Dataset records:

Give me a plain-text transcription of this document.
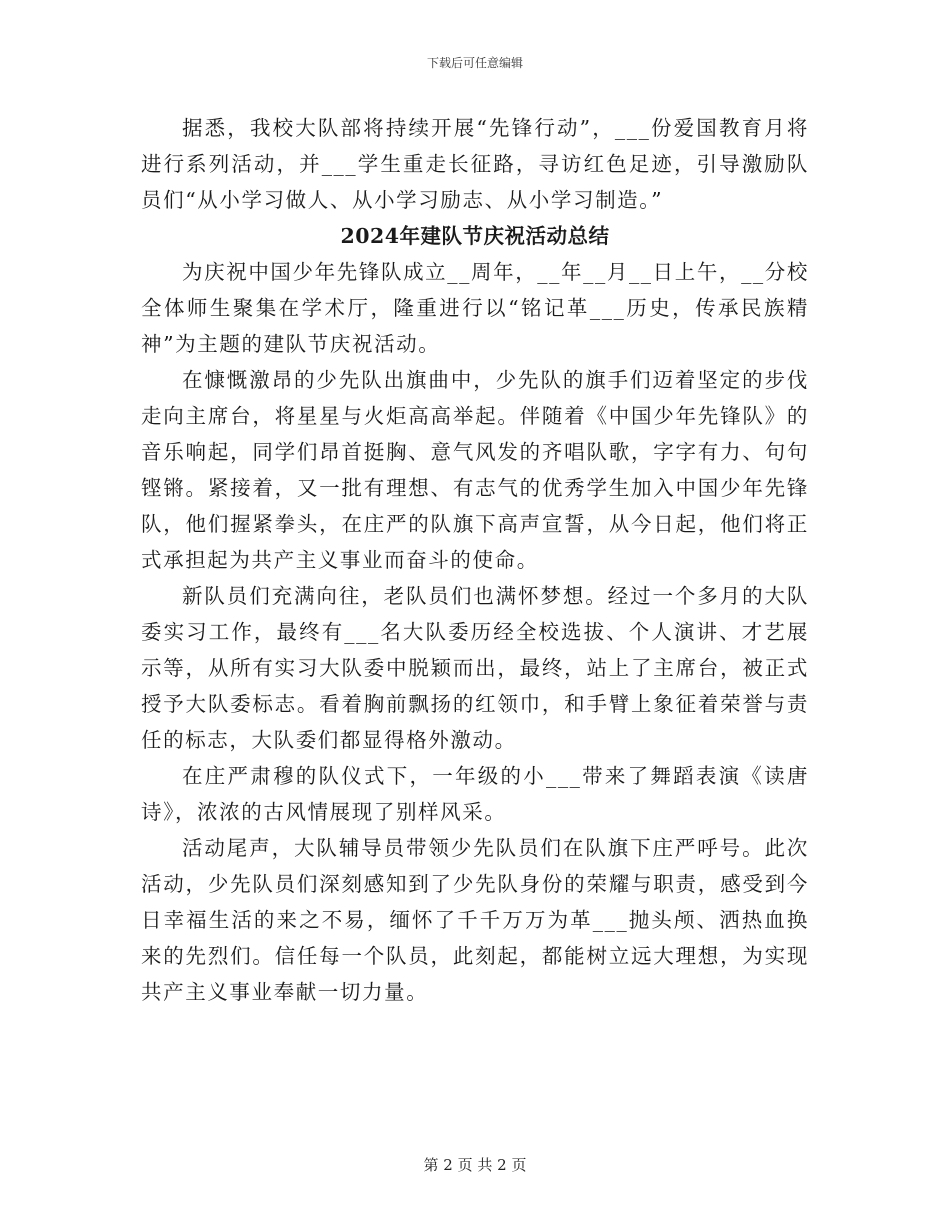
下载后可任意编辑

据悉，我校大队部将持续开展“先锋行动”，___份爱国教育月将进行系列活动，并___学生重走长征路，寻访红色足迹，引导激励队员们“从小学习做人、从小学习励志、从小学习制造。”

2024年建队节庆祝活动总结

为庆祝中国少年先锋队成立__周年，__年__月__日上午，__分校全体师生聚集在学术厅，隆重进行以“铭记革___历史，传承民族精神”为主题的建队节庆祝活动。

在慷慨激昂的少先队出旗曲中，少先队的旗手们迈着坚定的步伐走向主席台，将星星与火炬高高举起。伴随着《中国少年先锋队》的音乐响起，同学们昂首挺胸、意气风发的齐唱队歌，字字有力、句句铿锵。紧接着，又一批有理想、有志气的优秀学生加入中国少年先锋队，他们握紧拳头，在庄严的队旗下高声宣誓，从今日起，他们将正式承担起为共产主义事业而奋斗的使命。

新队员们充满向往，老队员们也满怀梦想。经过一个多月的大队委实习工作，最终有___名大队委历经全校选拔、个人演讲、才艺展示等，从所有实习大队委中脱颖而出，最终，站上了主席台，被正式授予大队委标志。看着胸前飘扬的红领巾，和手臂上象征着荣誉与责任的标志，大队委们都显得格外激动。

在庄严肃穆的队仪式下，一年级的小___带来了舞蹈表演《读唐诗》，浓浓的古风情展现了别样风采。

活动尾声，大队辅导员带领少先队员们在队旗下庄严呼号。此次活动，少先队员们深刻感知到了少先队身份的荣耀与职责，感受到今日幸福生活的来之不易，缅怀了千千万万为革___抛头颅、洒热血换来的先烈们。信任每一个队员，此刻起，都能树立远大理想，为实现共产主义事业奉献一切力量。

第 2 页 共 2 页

EXERCISE GOAL | Repeat each entry exactly. Pictures do not belong in the copy.

SOLVED PROBLEM |
Give me a plain-text transcription of this document.
下载后可任意编辑

据悉，我校大队部将持续开展“先锋行动”，___份爱国教育月将进行系列活动，并___学生重走长征路，寻访红色足迹，引导激励队员们“从小学习做人、从小学习励志、从小学习制造。”

2024年建队节庆祝活动总结

为庆祝中国少年先锋队成立__周年，__年__月__日上午，__分校全体师生聚集在学术厅，隆重进行以“铭记革___历史，传承民族精神”为主题的建队节庆祝活动。

在慷慨激昂的少先队出旗曲中，少先队的旗手们迈着坚定的步伐走向主席台，将星星与火炬高高举起。伴随着《中国少年先锋队》的音乐响起，同学们昂首挺胸、意气风发的齐唱队歌，字字有力、句句铿锵。紧接着，又一批有理想、有志气的优秀学生加入中国少年先锋队，他们握紧拳头，在庄严的队旗下高声宣誓，从今日起，他们将正式承担起为共产主义事业而奋斗的使命。

新队员们充满向往，老队员们也满怀梦想。经过一个多月的大队委实习工作，最终有___名大队委历经全校选拔、个人演讲、才艺展示等，从所有实习大队委中脱颖而出，最终，站上了主席台，被正式授予大队委标志。看着胸前飘扬的红领巾，和手臂上象征着荣誉与责任的标志，大队委们都显得格外激动。

在庄严肃穆的队仪式下，一年级的小___带来了舞蹈表演《读唐诗》，浓浓的古风情展现了别样风采。

活动尾声，大队辅导员带领少先队员们在队旗下庄严呼号。此次活动，少先队员们深刻感知到了少先队身份的荣耀与职责，感受到今日幸福生活的来之不易，缅怀了千千万万为革___抛头颅、洒热血换来的先烈们。信任每一个队员，此刻起，都能树立远大理想，为实现共产主义事业奉献一切力量。

第 2 页 共 2 页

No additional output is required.